**Exercise description**
Gather every line of the records below that contains the string "boxes", matching case exactly.

**Supplied material**
** START **

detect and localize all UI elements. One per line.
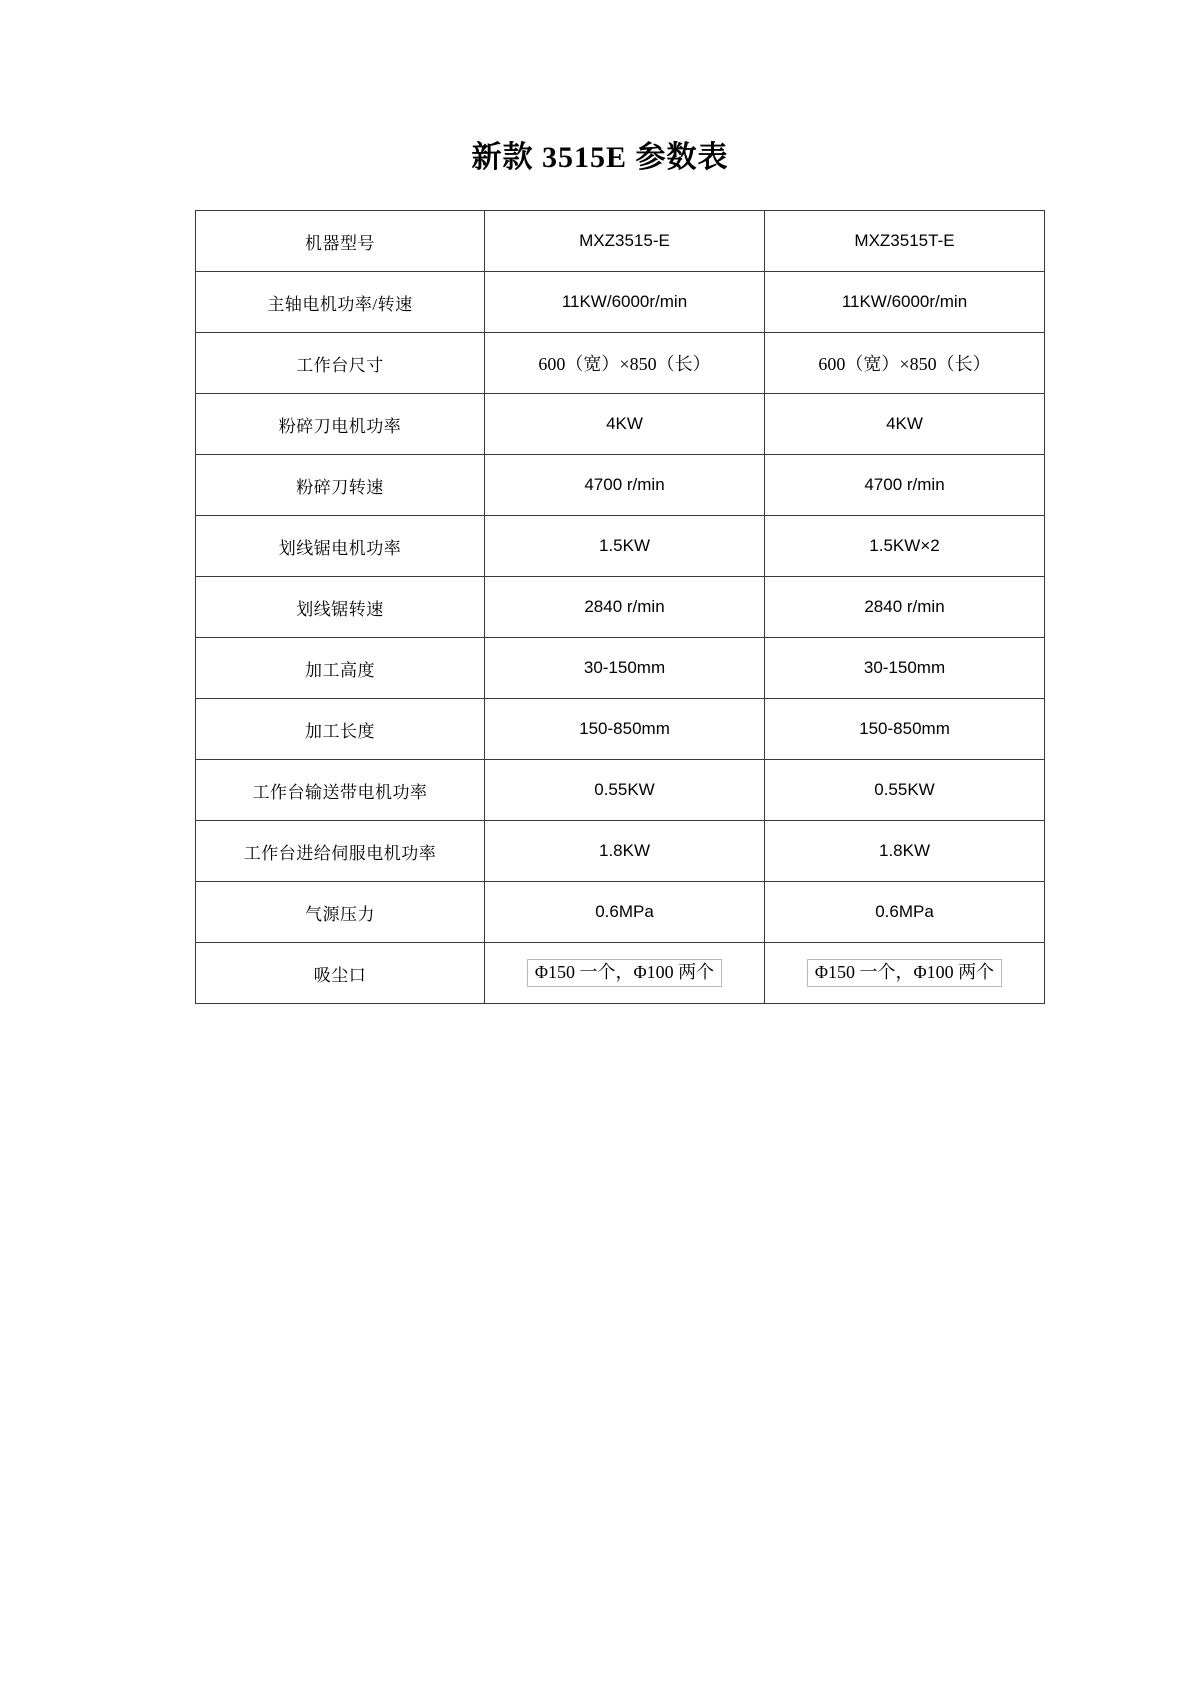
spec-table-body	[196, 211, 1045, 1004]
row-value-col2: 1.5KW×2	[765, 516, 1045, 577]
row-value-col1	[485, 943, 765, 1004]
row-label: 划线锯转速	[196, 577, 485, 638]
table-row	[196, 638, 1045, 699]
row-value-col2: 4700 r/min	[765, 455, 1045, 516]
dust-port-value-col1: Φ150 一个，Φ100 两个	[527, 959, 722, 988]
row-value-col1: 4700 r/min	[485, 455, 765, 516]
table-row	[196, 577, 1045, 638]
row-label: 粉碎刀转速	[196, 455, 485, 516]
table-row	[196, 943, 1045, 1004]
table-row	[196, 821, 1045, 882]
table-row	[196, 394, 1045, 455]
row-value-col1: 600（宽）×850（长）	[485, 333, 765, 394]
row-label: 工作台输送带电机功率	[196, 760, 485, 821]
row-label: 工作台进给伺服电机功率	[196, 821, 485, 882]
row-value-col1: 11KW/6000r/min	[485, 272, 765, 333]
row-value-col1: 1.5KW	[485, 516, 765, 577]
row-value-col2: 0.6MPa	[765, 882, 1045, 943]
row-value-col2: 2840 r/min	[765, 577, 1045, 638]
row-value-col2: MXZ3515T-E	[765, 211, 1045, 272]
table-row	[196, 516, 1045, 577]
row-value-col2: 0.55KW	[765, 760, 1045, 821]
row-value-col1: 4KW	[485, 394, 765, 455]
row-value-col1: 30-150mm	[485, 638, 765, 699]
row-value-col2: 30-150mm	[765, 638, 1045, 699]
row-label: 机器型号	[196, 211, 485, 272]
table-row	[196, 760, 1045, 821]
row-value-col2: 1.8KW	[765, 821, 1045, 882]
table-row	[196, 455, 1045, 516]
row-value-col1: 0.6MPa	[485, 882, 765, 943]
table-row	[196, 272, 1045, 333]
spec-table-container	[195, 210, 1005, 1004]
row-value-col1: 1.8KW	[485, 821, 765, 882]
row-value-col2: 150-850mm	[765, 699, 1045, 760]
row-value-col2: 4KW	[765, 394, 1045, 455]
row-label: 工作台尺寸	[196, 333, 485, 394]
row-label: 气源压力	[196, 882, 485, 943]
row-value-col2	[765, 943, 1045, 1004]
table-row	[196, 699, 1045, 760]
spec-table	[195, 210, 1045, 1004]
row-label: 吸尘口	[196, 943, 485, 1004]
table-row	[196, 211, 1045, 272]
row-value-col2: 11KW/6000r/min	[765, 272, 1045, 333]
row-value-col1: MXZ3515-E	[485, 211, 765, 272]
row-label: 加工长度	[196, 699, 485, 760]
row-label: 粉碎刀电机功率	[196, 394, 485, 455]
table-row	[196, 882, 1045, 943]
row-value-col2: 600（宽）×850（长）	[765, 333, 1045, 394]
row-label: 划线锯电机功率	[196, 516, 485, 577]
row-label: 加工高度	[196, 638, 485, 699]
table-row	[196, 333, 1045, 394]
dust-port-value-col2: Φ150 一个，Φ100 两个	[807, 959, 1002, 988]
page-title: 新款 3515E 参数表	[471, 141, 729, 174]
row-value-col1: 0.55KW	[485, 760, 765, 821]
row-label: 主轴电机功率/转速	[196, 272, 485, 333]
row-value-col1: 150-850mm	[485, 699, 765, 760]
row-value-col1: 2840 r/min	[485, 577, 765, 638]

** END **
** START **

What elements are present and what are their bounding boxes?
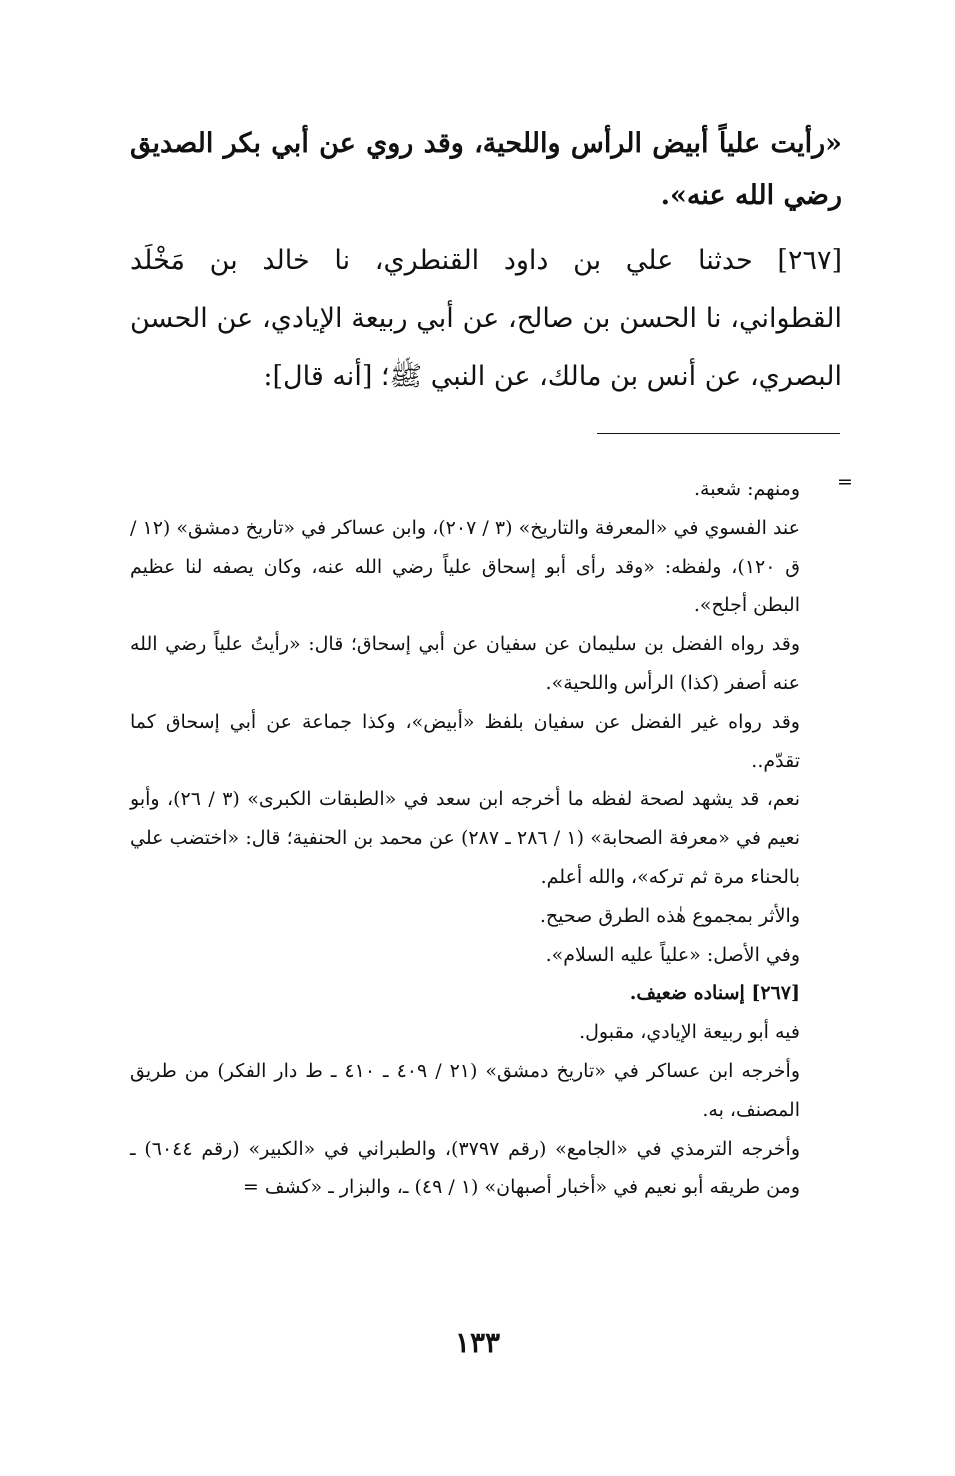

** END **
** START **

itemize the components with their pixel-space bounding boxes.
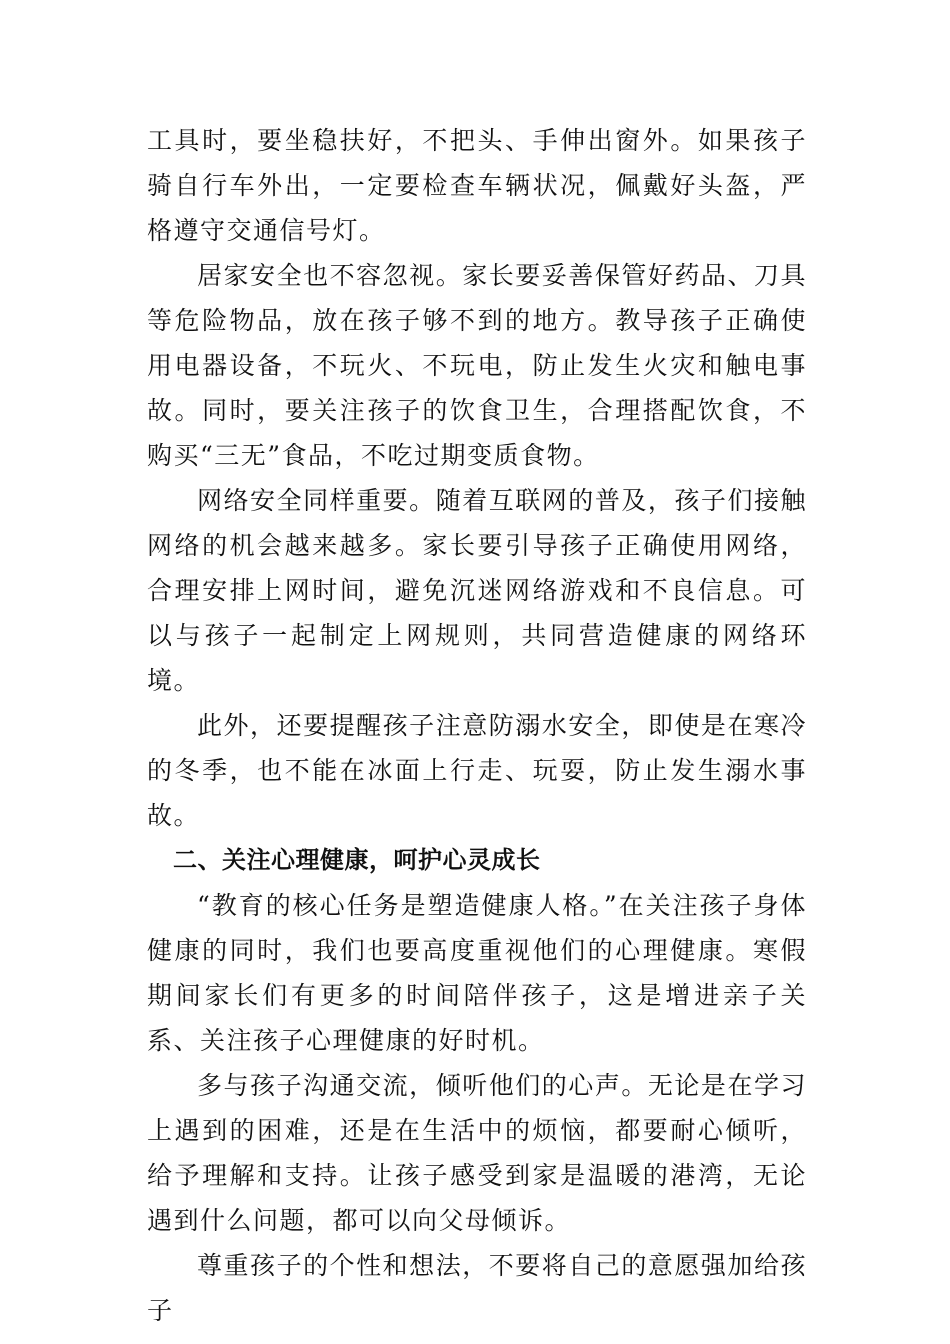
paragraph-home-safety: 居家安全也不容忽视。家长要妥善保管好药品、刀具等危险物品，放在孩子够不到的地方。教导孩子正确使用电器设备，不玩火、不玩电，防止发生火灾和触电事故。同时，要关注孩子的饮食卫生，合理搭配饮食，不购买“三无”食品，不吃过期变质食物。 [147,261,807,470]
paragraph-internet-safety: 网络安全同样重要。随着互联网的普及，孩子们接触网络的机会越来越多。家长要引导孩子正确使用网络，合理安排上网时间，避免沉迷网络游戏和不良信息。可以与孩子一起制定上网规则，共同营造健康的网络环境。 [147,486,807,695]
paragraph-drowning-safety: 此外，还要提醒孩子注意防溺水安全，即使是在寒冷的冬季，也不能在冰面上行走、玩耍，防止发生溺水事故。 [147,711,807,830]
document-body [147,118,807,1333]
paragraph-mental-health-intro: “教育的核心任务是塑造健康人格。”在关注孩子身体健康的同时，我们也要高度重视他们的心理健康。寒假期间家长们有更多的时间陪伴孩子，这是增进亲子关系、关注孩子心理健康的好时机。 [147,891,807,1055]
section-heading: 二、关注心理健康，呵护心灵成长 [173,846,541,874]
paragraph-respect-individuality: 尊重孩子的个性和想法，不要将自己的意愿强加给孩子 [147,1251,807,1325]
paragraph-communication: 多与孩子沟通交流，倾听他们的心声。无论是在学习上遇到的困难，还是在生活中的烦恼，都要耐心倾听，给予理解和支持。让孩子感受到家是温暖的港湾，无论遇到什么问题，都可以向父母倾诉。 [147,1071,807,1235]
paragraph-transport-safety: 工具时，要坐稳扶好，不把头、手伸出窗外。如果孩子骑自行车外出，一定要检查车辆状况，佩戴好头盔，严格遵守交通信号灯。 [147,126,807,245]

** END **

**Full output**
What elements are present and what are their bounding boxes?
itemize the components with their pixel-space bounding boxes.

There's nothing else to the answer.